> [WRITTEN PROBLEM]
Pick out the lines below that contain the string "Rated" and copy them all.

Figure contents as structured data:
········
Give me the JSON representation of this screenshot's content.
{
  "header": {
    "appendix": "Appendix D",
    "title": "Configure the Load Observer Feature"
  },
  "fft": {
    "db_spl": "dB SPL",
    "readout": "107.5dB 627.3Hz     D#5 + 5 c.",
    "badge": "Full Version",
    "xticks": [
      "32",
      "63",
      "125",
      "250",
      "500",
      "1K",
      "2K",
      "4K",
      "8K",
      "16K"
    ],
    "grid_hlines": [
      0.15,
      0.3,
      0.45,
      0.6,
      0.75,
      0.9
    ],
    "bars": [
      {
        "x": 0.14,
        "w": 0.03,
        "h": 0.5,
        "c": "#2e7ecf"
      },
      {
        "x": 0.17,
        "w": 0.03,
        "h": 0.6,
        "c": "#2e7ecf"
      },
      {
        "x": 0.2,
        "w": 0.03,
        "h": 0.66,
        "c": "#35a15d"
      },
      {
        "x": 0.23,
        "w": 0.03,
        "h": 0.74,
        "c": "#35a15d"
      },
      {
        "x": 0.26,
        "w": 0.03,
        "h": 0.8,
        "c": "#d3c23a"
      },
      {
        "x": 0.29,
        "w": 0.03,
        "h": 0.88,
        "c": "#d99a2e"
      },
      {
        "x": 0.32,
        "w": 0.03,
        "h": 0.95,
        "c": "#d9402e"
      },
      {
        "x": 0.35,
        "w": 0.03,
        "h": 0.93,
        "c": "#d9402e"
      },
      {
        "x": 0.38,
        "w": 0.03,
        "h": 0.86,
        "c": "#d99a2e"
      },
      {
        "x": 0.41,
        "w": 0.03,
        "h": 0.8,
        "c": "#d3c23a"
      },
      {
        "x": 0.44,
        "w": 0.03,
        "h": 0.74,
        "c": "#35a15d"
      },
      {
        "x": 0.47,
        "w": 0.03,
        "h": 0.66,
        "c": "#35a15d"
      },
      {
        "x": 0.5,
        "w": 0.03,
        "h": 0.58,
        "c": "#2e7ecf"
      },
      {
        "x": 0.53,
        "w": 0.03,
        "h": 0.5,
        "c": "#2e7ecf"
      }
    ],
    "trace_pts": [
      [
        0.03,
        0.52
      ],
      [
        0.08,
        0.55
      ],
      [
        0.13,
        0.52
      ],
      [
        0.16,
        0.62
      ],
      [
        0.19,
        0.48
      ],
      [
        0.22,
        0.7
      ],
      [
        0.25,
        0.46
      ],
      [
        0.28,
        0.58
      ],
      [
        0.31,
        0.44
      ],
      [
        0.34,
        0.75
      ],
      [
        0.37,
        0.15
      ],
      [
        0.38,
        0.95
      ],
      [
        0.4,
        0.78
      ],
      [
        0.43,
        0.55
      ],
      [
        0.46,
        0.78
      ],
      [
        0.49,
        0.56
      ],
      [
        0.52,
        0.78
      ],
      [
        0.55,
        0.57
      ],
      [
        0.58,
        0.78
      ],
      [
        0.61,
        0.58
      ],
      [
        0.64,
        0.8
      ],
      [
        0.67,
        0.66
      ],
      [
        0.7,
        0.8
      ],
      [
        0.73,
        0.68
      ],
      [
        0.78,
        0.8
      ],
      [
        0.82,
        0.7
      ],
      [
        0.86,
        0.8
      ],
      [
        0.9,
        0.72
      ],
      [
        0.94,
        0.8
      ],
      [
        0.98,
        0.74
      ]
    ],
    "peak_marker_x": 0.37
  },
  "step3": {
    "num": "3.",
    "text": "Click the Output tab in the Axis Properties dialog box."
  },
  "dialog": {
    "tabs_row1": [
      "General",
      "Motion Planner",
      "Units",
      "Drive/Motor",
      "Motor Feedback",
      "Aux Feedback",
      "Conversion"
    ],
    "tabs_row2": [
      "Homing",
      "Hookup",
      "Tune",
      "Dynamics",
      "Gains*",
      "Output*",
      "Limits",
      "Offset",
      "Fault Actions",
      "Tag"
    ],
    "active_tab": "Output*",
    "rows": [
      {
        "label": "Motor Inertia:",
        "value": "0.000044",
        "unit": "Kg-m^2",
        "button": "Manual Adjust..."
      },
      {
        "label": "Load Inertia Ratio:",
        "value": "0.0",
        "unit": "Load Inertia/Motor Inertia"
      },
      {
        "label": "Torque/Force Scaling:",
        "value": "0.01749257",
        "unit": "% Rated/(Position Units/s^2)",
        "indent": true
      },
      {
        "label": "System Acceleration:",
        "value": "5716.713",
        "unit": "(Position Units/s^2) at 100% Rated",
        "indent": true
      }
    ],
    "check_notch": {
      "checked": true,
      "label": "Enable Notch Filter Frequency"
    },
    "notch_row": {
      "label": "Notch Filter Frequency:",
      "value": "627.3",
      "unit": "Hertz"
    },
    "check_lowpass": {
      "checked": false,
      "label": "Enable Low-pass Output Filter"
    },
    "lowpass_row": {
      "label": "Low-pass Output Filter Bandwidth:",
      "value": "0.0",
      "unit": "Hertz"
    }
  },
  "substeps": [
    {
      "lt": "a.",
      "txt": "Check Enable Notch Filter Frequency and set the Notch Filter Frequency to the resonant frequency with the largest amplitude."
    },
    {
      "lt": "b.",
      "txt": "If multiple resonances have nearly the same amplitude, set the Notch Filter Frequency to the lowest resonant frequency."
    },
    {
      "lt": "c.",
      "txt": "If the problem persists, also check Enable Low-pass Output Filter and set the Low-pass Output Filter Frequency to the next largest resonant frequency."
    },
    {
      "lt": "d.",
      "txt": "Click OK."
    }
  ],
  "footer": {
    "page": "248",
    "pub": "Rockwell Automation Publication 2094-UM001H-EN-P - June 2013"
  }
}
········
> [RESULT OF THIS TASK]
        "unit": "% Rated/(Position Units/s^2)",
        "unit": "(Position Units/s^2) at 100% Rated",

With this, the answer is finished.